Supplied entries:
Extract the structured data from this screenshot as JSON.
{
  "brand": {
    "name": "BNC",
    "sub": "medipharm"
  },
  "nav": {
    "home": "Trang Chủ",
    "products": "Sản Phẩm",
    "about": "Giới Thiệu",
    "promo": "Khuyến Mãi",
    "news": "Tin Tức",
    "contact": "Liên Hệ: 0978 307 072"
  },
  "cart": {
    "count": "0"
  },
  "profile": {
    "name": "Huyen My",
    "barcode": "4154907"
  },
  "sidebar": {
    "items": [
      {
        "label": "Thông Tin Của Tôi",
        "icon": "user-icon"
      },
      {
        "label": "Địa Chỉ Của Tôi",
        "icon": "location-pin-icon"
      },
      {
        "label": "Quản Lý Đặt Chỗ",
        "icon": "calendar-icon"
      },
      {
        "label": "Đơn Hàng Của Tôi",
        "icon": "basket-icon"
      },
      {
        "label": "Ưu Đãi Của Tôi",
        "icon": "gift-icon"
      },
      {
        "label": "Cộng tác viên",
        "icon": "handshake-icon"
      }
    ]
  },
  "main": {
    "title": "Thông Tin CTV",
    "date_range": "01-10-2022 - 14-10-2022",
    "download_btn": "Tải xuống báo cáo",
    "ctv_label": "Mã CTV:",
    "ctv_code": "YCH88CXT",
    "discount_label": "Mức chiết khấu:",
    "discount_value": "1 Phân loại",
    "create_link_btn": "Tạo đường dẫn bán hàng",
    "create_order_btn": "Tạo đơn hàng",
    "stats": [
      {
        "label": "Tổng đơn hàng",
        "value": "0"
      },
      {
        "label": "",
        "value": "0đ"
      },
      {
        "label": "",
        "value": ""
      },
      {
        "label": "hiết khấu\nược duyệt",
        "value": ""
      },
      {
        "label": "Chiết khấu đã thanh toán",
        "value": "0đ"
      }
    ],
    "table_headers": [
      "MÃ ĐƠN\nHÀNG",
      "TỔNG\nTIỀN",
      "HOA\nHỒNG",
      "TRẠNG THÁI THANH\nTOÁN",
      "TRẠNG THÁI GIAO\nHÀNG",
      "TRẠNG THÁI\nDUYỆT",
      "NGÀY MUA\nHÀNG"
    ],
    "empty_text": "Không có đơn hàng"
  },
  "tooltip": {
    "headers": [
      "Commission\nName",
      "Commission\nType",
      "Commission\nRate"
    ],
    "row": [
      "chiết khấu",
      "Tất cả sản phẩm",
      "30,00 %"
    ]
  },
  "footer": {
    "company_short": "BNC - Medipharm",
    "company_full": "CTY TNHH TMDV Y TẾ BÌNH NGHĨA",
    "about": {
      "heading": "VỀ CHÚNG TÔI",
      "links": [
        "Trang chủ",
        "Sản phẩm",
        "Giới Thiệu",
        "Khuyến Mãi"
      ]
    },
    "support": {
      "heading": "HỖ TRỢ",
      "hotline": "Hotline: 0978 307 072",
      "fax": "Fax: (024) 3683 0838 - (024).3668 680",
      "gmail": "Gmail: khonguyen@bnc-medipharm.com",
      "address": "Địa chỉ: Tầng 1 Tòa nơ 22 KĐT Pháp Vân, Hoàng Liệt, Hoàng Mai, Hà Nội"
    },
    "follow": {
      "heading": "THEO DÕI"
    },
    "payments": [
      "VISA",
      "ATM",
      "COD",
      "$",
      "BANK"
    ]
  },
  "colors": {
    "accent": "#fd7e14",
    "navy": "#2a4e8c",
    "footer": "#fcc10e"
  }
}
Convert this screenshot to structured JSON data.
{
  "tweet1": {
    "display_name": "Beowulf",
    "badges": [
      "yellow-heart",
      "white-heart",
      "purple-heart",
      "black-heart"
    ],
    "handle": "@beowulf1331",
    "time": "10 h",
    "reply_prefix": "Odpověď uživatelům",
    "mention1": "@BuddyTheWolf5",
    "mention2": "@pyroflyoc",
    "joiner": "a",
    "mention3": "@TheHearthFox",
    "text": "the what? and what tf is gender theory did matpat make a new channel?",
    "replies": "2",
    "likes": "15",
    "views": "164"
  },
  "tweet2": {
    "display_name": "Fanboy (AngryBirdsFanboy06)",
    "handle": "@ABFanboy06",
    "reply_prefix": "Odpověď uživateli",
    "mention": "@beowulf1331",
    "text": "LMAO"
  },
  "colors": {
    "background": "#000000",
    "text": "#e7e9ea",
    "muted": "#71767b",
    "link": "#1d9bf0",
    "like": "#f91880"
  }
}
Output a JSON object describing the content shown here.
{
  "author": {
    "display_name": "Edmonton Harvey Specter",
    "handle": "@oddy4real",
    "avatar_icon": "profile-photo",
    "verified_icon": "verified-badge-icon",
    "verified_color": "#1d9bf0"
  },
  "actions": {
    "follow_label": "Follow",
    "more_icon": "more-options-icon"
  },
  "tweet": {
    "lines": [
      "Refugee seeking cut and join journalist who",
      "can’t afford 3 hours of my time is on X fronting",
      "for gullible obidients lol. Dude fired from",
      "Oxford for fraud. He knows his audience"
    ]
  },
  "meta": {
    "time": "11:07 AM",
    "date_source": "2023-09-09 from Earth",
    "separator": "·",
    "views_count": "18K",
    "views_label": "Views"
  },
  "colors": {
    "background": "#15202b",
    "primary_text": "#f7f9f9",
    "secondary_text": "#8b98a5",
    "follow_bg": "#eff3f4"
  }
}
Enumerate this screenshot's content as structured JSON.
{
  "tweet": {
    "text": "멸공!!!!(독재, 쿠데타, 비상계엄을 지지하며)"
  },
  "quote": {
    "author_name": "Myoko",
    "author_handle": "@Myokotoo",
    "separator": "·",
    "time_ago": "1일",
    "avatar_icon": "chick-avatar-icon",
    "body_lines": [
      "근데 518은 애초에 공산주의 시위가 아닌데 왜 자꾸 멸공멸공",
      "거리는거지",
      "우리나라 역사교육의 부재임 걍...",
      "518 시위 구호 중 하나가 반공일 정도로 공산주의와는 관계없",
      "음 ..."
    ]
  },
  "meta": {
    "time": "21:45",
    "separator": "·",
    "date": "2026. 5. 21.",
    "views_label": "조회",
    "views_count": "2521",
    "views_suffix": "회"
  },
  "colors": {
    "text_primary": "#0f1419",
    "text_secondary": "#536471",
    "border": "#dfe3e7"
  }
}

Problem to solve:
Collect the complete line wherever the string "from" appears in the records.

Expected answer:
Extract the structured data from this screenshot as JSON.
      "for gullible obidients lol. Dude fired from",
    "date_source": "2023-09-09 from Earth",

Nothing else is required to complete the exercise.